--- DATA ENTRIES ---
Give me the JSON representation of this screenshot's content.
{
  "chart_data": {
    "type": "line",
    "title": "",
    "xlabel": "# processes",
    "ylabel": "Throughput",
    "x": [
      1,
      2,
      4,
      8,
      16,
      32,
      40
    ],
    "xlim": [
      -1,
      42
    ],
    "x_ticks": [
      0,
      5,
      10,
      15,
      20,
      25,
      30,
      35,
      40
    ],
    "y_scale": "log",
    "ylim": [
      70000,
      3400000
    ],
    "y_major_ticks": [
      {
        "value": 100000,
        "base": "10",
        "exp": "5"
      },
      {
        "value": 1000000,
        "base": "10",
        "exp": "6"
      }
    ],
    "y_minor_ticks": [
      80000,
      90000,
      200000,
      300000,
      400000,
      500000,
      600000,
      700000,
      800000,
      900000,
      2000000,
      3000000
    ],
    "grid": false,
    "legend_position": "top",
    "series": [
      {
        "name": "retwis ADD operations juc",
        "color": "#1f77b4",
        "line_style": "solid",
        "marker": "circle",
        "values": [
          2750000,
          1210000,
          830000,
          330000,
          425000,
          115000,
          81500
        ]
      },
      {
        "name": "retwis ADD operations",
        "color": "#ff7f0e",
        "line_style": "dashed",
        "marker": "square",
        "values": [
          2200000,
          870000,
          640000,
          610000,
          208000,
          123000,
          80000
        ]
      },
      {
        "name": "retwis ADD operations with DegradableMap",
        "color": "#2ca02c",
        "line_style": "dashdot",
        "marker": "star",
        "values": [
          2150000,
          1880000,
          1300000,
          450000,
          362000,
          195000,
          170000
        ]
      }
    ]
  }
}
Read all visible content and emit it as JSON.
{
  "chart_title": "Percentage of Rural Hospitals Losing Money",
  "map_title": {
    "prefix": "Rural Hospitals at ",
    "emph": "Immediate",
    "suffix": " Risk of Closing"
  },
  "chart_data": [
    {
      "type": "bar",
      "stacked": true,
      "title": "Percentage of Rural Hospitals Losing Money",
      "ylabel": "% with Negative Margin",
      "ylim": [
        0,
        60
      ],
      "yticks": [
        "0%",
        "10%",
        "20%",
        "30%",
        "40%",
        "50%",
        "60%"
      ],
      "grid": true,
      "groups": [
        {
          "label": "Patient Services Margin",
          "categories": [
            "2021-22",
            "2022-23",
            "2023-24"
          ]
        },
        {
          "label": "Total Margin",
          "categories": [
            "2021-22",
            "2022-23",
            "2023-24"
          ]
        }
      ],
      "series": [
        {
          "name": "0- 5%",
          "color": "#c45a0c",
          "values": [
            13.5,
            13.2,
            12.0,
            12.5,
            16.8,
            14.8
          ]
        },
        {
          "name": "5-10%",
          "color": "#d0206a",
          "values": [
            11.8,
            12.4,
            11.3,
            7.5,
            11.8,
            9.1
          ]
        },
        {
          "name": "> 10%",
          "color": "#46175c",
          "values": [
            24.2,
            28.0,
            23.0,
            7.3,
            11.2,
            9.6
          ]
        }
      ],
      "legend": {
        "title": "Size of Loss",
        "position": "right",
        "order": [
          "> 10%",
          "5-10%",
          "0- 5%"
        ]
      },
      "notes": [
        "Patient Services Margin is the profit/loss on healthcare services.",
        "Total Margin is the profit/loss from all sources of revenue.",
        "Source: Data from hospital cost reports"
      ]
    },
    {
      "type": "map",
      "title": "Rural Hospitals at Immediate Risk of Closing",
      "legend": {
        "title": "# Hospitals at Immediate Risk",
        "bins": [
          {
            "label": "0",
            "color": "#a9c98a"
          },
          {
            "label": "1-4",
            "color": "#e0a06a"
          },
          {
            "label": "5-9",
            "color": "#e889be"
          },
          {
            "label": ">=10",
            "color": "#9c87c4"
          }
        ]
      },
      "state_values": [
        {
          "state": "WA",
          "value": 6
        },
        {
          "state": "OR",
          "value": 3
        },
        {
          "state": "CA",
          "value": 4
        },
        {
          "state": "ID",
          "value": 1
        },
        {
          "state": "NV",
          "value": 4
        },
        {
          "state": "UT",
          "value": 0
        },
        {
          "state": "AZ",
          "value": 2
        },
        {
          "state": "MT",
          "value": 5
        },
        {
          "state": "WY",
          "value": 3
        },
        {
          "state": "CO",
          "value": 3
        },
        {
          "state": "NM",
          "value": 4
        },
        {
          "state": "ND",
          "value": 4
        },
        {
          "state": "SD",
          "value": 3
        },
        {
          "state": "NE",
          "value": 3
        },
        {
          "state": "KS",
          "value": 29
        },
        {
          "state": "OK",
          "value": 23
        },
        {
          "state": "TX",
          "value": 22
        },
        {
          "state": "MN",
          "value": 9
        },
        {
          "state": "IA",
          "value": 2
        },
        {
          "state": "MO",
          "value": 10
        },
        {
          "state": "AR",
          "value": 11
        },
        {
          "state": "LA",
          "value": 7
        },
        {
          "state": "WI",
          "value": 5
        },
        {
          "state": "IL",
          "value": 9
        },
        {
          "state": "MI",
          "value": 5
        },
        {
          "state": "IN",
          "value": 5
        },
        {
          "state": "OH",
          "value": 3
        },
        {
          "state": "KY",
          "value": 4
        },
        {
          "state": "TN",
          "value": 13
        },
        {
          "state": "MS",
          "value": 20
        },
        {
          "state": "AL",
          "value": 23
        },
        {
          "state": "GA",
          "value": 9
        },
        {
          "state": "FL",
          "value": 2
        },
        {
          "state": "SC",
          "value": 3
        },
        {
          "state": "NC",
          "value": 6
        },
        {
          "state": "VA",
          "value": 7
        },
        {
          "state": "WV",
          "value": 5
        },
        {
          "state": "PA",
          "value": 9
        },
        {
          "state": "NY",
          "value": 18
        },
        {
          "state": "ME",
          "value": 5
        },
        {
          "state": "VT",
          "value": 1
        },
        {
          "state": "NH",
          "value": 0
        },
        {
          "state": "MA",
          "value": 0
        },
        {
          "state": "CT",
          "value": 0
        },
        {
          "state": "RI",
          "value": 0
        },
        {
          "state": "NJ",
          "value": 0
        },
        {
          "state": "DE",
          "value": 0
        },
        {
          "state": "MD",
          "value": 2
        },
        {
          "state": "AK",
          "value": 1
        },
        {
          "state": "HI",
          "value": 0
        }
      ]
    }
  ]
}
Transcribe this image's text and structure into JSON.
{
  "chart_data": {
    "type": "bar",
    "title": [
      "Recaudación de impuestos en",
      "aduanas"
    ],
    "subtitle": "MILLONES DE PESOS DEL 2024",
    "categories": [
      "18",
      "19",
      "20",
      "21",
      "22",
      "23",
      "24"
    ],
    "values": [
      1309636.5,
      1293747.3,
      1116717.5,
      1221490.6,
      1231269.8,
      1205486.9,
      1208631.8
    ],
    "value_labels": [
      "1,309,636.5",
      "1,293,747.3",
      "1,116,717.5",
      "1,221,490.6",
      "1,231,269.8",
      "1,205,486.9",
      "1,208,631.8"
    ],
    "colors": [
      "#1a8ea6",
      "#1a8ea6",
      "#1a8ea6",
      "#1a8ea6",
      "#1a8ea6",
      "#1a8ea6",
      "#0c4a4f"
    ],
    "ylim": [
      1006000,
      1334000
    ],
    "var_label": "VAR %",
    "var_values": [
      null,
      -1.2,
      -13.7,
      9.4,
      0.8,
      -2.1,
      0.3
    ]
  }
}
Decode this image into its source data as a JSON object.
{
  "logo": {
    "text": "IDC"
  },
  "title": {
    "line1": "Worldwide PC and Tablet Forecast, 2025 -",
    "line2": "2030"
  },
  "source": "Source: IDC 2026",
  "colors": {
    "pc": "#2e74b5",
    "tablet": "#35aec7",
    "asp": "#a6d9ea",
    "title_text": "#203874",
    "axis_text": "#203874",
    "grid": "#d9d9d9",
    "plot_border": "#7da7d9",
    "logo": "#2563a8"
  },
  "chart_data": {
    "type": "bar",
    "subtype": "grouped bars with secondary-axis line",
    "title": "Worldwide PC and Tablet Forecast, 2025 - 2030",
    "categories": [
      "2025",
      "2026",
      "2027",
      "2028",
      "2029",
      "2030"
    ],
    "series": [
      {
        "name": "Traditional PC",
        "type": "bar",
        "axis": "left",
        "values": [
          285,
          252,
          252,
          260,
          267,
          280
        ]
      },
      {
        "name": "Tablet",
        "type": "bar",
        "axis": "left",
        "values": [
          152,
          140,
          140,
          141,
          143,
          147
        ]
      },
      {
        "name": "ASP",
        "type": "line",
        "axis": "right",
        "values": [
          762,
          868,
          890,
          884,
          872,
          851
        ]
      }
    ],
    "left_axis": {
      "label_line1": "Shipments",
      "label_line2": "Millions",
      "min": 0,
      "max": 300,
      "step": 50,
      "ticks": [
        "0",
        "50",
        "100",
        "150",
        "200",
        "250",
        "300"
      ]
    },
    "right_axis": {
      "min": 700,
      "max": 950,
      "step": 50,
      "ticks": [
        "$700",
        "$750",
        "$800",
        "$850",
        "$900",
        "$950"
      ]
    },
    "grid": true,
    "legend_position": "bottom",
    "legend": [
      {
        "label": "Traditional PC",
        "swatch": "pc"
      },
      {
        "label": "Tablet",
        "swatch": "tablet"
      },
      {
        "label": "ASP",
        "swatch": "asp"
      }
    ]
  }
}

--- STATED TASK ---
Find the word "Immediate" in the entries above and gather every line that holds it.

--- THE REPLY ---
    "emph": "Immediate",
      "title": "Rural Hospitals at Immediate Risk of Closing",
        "title": "# Hospitals at Immediate Risk",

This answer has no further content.